# WORK TO DO:
Using the records below, give the number of lines where the word "file" appears, with no further output.

WORKING DATA start

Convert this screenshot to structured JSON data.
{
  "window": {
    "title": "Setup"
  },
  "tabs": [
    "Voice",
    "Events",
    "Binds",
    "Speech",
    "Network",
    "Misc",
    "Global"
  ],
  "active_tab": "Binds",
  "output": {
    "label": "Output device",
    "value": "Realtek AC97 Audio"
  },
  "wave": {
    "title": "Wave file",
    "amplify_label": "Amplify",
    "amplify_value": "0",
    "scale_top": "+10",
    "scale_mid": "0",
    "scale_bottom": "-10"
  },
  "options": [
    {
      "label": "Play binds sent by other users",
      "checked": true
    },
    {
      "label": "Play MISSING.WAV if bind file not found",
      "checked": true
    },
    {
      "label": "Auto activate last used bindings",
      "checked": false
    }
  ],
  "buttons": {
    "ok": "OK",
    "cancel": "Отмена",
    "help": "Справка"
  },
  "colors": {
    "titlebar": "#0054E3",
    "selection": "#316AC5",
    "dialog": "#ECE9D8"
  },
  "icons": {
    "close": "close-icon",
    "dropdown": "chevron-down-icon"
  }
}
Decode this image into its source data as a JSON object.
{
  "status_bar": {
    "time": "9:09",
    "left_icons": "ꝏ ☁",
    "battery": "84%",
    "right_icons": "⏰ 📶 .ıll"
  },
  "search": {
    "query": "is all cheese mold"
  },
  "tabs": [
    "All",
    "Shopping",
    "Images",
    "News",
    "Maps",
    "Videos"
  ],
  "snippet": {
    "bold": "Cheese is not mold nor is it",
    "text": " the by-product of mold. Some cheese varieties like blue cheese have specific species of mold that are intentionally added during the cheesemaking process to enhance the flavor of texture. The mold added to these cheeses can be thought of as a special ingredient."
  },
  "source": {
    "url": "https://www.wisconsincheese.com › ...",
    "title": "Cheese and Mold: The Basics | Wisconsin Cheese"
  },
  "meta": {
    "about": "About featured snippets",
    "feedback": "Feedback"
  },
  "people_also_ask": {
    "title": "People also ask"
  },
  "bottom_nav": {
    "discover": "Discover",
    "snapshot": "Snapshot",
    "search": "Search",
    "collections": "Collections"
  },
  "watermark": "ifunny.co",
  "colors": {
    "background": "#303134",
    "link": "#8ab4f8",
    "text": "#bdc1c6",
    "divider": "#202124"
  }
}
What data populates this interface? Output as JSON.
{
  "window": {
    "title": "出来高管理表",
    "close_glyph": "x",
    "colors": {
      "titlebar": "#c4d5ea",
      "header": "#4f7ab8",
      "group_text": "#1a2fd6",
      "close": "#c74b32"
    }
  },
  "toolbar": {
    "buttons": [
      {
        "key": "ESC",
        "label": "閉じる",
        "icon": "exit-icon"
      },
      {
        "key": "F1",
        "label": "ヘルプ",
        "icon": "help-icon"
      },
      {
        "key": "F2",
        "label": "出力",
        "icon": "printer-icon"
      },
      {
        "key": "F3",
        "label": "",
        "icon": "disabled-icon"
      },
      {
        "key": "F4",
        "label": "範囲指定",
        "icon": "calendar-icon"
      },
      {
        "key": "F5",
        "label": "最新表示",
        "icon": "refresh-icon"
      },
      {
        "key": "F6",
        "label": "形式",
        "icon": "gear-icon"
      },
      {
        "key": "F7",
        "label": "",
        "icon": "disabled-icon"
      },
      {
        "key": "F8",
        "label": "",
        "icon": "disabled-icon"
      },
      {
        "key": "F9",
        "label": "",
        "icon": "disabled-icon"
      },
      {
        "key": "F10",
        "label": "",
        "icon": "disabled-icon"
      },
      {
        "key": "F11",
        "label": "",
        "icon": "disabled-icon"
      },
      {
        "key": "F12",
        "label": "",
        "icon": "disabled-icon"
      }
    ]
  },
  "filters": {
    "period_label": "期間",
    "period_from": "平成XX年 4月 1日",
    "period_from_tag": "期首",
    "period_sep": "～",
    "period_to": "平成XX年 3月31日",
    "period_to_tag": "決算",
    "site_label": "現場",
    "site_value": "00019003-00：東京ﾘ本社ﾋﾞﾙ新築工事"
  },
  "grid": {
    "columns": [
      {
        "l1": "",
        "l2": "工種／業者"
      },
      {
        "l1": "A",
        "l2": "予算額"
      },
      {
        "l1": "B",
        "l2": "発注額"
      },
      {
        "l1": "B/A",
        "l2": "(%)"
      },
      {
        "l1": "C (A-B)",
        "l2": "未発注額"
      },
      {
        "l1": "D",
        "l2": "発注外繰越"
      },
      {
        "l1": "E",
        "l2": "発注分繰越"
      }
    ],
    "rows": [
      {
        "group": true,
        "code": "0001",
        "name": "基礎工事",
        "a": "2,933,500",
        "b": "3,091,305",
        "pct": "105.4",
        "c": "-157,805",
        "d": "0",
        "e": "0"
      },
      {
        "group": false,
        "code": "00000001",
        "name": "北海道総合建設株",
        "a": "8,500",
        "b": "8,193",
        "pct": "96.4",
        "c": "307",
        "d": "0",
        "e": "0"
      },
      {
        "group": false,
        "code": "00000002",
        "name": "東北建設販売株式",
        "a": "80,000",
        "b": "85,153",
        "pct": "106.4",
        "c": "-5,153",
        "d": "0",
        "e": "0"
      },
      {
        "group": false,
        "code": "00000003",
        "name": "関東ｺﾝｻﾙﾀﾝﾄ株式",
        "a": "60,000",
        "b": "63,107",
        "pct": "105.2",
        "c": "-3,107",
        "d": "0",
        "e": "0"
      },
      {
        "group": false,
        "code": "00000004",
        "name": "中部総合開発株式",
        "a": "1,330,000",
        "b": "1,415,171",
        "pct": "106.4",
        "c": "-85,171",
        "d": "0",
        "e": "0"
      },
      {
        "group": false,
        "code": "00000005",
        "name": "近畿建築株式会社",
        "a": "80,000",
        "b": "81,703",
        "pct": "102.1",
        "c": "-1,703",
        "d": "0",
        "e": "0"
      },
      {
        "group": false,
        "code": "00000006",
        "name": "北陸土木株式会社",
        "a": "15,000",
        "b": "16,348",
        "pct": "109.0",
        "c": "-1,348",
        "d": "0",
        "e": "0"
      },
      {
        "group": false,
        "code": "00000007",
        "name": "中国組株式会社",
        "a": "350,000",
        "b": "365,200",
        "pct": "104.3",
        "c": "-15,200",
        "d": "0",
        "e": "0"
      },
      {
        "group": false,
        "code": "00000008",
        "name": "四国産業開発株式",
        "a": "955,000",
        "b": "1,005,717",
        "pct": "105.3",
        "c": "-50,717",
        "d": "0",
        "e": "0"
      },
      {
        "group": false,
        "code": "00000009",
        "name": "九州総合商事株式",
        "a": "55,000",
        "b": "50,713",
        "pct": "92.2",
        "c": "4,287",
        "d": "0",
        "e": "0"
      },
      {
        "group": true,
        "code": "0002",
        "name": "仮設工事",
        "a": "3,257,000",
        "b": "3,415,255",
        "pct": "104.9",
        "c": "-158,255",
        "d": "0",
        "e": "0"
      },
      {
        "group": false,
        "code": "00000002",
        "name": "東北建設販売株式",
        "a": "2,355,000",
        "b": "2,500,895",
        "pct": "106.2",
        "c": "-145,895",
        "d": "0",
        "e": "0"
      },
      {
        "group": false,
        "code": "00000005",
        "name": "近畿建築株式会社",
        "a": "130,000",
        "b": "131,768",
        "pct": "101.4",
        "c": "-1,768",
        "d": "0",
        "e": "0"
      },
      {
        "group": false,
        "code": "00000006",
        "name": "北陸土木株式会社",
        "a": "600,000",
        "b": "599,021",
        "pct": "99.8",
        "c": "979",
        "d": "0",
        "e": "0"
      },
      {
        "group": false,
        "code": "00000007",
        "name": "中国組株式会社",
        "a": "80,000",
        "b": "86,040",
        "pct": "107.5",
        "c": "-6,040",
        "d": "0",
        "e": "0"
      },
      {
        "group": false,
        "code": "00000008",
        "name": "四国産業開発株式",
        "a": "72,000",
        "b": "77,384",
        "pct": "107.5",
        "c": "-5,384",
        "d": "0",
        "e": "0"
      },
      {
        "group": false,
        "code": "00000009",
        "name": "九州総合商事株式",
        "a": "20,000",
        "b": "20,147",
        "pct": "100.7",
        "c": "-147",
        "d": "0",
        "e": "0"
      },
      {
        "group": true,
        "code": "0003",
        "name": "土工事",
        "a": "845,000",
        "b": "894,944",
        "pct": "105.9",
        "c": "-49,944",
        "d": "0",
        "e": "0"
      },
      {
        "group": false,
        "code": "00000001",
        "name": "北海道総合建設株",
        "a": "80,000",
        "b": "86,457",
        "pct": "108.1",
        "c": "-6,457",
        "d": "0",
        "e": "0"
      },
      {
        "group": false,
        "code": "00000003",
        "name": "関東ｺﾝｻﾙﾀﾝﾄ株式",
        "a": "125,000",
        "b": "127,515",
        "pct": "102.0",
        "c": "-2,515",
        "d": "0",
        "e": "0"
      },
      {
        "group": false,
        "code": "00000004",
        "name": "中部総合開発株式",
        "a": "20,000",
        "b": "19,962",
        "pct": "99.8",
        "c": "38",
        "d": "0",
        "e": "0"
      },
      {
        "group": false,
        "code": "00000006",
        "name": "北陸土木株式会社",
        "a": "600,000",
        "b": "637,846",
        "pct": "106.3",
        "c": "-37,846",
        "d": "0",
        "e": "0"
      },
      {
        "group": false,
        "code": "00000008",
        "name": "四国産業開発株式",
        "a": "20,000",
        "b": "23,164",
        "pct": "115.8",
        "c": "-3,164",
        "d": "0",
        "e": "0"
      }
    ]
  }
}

WORKING DATA end

# EXERCISE ANSWER:
2